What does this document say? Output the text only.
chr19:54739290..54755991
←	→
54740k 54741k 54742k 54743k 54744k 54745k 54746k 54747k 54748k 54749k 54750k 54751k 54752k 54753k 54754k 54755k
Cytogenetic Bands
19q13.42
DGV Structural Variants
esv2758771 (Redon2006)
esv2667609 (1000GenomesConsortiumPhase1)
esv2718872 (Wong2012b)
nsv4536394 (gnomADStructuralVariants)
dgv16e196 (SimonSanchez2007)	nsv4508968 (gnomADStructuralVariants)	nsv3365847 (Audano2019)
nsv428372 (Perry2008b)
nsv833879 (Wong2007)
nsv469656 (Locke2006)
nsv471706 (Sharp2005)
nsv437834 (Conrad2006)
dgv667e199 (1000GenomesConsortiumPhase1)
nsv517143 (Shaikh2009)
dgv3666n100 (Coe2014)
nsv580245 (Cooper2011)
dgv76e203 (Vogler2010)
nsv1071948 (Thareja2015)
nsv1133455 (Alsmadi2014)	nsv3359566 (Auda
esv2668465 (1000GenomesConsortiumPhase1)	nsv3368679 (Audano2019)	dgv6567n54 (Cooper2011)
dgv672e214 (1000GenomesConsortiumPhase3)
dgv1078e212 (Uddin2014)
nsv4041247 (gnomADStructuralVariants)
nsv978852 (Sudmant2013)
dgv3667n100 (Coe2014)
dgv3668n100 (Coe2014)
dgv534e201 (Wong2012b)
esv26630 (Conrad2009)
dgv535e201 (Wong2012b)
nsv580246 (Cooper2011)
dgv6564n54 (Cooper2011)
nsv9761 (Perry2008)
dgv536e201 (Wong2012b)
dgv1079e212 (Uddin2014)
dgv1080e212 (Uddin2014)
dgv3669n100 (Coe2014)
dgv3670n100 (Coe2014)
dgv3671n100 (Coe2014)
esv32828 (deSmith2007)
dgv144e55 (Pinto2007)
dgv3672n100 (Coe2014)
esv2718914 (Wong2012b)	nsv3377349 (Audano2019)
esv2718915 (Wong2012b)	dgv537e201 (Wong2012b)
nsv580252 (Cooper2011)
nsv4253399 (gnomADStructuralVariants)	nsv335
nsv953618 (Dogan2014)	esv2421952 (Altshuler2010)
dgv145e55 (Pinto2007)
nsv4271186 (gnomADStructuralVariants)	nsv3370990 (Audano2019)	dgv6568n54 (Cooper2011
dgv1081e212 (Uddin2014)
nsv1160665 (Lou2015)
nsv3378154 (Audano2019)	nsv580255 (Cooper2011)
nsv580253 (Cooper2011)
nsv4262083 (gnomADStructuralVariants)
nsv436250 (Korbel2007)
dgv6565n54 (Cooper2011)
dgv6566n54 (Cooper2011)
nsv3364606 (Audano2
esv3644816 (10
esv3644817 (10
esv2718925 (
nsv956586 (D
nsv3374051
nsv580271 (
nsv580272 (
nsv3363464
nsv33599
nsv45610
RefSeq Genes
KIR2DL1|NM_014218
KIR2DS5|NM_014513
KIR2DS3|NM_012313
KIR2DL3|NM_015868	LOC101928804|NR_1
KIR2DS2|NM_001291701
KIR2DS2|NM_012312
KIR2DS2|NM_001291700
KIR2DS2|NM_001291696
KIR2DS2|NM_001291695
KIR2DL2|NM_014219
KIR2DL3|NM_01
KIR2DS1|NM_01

....

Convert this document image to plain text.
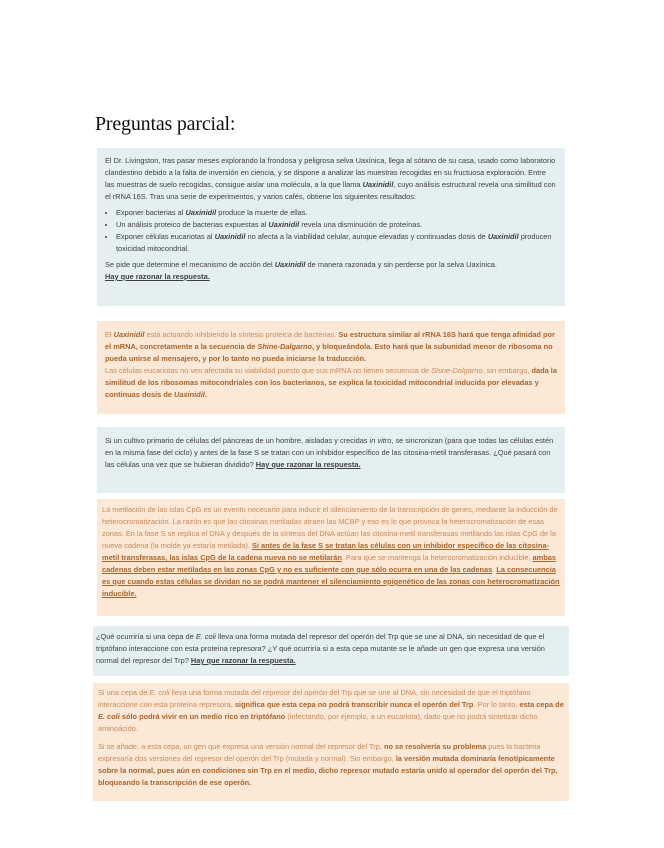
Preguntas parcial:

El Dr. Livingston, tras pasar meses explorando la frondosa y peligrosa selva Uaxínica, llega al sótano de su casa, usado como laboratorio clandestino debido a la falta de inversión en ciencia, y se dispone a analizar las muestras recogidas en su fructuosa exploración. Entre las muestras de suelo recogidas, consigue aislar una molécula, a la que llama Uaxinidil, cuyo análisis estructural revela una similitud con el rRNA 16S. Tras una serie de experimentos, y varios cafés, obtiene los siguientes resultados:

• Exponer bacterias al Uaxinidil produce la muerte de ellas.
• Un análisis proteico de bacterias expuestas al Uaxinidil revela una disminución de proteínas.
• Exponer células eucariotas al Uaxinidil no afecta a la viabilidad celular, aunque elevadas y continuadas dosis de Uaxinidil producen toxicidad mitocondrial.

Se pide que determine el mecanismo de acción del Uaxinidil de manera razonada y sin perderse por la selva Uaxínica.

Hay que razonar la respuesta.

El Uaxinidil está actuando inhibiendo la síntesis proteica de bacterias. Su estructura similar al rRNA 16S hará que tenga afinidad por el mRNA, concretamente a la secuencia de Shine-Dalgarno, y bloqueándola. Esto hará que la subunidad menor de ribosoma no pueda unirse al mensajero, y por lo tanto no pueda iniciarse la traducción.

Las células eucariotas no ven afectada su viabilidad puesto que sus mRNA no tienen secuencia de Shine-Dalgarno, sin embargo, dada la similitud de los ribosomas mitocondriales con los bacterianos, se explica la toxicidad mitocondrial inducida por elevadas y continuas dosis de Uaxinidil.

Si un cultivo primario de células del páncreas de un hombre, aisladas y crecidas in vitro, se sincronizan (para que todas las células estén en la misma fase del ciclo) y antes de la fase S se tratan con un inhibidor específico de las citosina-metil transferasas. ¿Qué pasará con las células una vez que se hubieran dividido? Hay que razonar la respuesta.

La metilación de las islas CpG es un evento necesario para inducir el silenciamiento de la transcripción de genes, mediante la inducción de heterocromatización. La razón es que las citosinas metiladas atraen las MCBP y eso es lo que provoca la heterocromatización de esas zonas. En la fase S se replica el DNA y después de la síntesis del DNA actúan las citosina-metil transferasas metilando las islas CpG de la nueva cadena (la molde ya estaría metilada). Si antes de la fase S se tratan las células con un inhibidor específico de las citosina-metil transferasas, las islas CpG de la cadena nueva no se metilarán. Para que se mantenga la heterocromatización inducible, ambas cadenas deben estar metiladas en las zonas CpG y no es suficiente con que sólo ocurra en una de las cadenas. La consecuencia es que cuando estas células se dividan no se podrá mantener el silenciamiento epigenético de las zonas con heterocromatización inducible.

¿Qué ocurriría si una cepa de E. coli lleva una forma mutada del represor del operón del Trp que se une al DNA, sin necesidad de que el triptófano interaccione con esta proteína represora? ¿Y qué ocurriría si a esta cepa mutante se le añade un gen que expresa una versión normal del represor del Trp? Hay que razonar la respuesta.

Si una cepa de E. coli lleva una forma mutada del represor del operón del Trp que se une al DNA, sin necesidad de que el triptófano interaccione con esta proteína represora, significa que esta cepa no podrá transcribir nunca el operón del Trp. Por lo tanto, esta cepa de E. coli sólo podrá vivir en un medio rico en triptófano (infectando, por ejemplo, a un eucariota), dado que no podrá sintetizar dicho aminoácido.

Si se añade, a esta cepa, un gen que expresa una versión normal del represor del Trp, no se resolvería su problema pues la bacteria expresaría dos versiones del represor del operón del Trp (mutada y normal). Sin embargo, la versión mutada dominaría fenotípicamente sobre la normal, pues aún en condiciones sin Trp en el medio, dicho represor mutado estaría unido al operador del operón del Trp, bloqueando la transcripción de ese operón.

....

**Problem description**
Counting only lines that hold the word "gnomADStructuralVariants", state how many the material contains, and add nothing.

**Answer section**
6